* Required task
Reproduce all the entries precisely.

* Material for this exercise
▼
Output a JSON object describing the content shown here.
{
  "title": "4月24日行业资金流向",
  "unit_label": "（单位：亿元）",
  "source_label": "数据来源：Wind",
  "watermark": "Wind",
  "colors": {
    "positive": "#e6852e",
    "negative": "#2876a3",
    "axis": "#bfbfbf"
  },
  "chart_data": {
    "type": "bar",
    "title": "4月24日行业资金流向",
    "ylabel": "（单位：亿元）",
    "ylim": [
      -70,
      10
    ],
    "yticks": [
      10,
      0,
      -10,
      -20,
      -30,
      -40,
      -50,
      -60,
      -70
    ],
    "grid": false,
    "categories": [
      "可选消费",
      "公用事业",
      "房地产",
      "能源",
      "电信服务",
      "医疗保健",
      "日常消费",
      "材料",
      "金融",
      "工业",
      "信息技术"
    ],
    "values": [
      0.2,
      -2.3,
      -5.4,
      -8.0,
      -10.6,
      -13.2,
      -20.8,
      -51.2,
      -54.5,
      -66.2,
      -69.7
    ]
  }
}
▲
* Answer to this exercise
Output a JSON object describing the content shown here.
{
  "title": "4月24日行业资金流向",
  "unit_label": "（单位：亿元）",
  "source_label": "数据来源：Wind",
  "watermark": "Wind",
  "colors": {
    "positive": "#e6852e",
    "negative": "#2876a3",
    "axis": "#bfbfbf"
  },
  "chart_data": {
    "type": "bar",
    "title": "4月24日行业资金流向",
    "ylabel": "（单位：亿元）",
    "ylim": [
      -70,
      10
    ],
    "yticks": [
      10,
      0,
      -10,
      -20,
      -30,
      -40,
      -50,
      -60,
      -70
    ],
    "grid": false,
    "categories": [
      "可选消费",
      "公用事业",
      "房地产",
      "能源",
      "电信服务",
      "医疗保健",
      "日常消费",
      "材料",
      "金融",
      "工业",
      "信息技术"
    ],
    "values": [
      0.2,
      -2.3,
      -5.4,
      -8.0,
      -10.6,
      -13.2,
      -20.8,
      -51.2,
      -54.5,
      -66.2,
      -69.7
    ]
  }
}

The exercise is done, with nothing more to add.